## begin Records provided
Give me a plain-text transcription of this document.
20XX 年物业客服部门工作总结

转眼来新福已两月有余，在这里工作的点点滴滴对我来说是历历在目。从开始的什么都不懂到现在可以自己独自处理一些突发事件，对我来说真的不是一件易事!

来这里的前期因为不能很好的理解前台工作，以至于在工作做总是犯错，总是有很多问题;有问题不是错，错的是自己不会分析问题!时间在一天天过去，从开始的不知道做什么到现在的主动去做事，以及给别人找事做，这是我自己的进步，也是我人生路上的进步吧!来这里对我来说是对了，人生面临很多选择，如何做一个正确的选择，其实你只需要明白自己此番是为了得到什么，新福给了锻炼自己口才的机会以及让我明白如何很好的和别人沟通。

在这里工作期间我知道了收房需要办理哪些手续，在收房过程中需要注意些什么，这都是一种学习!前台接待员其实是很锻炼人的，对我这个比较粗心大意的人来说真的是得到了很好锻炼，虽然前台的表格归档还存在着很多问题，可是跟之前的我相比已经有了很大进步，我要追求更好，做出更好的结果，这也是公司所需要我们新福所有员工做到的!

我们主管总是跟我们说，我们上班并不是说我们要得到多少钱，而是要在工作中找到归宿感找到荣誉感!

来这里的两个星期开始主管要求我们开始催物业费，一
## end Records provided
■ **Aim of the task**:
Every line of the material must be returned exactly as it appears.

■ **Correct result**:
Give me a plain-text transcription of this document.
20XX 年物业客服部门工作总结

转眼来新福已两月有余，在这里工作的点点滴滴对我来说是历历在目。从开始的什么都不懂到现在可以自己独自处理一些突发事件，对我来说真的不是一件易事!

来这里的前期因为不能很好的理解前台工作，以至于在工作做总是犯错，总是有很多问题;有问题不是错，错的是自己不会分析问题!时间在一天天过去，从开始的不知道做什么到现在的主动去做事，以及给别人找事做，这是我自己的进步，也是我人生路上的进步吧!来这里对我来说是对了，人生面临很多选择，如何做一个正确的选择，其实你只需要明白自己此番是为了得到什么，新福给了锻炼自己口才的机会以及让我明白如何很好的和别人沟通。

在这里工作期间我知道了收房需要办理哪些手续，在收房过程中需要注意些什么，这都是一种学习!前台接待员其实是很锻炼人的，对我这个比较粗心大意的人来说真的是得到了很好锻炼，虽然前台的表格归档还存在着很多问题，可是跟之前的我相比已经有了很大进步，我要追求更好，做出更好的结果，这也是公司所需要我们新福所有员工做到的!

我们主管总是跟我们说，我们上班并不是说我们要得到多少钱，而是要在工作中找到归宿感找到荣誉感!

来这里的两个星期开始主管要求我们开始催物业费，一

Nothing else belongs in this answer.